## [Tekstfragment]
------------------------------------
[overzicht] [activiteiten] [ongeplande activiteiten] [besluiten] [commissies] [geschenken] [kamerleden] [kamerstukdossiers] [open vragen]
[toezeggingen] [stemmingen] [verslagen] [🔍 uitgebreid zoeken] [wat is dit?]

32896 Adv RvSt inzake Wijziging van artikel 18b van de Wet minimumloon en minimumvakantiebijslag in verband met het verduidelijken van het rechtsvermoeden van werkgeverschap

Wijziging van artikel 18b van de Wet minimumloon en minimumvakantiebijslag in verband met het verduidelijken van het rechtsvermoeden van werkgeverschap

Advies Afdeling advisering Raad van State

Nummer: 2011D44866, datum: 2011-09-20, bijgewerkt: 2024-02-19 10:56, versie: 1

Directe link naar document (.doc), link naar pagina op de Tweede Kamer site.

Gerelateerde personen:

Onderdeel van zaak 2011Z17920:

Onderdeel van activiteiten:

Preview document (🔗 origineel)


No.W12.11.0023/III	's-Gravenhage, 24 maart 2011

Bij Kabinetsmissive van 3 februari 2011, no.11.000171, heeft Uwe
Majesteit, op voordracht van de Minister van Sociale Zaken en
Werkgelegenheid, bij de Afdeling advisering van de Raad van State ter
overweging aanhangig gemaakt het voorstel van wet houdende wijziging van
de Wet minimumloon en minimumvakantiebijslag in verband met een nadere
aanduiding van te overleggen bescheiden door werkgevers en vermoedelijke
werkgevers, met memorie van toelichting.
------------------------------------
## [Uittreksel gegevens]
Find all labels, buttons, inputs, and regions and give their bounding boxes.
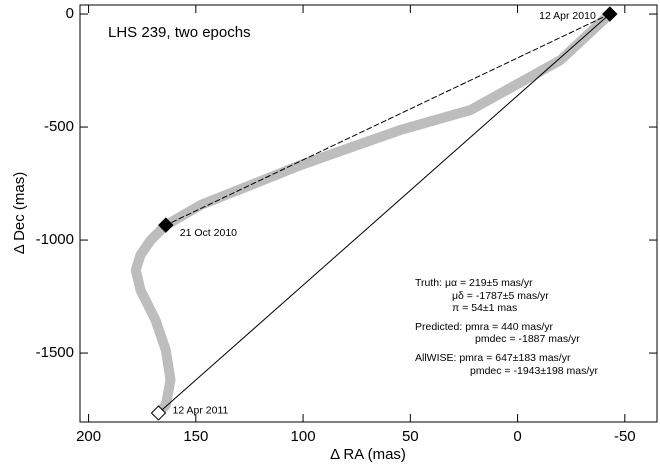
------------------------------------
## [Te doen]
A. Leg in één tot drie zinnen uit waarom artikel 18b van de Wet minimumloon en minimumvakantiebijslag volgens de titel in het advies van de Raad van State wordt gewijzigd.
B. Op voordracht van welke minister is het wetsvoorstel volgens het advies van de Raad van State bij de Afdeling advisering aanhangig gemaakt?
C. Schrijf het advies van de Raad van State verder, vanaf de laatste zin die er staat, en houd daarbij de toon van het stuk aan, alstublieft.

## [Antwoorden per opdracht]
A. Volgens de titel wordt artikel 18b gewijzigd om het rechtsvermoeden van werkgeverschap te verduidelijken. Het voorstel zelf noemt daarbij een nadere aanduiding van de bescheiden die werkgevers en vermoedelijke werkgevers moeten overleggen.

B. Op voordracht van de Minister van Sociale Zaken en Werkgelegenheid.

C.
Het voorstel strekt tot aanpassing van artikel 18b van de Wet
minimumloon en minimumvakantiebijslag (WML). Het huidige artikel 18b,
tweede lid, WML bepaalt dat als beboetbaar feit wordt aangemerkt het
door de werkgever niet of onvoldoende over kunnen leggen van enige
schriftelijke bescheiden waaruit de aard van de arbeidsverhouding, het
door hem betaalde loon of de door hem betaalde vakantiebijslag of het
aantal gewerkte uren blijkt van een in zijn onderneming, bedrijf of
inrichting aangetroffen persoon. Wanneer sprake is van werknemers die
worden uitgezonden om arbeid te verrichten in een andere onderneming of
wanneer de werknemer niet langer in de onderneming werkt, blijkt de
toepassing van deze bepaling in de praktijk problematisch te zijn. Het
voorstel beoogt het tweede lid beter te formuleren, zodat dit in de
praktijk beter handhaafbaar is.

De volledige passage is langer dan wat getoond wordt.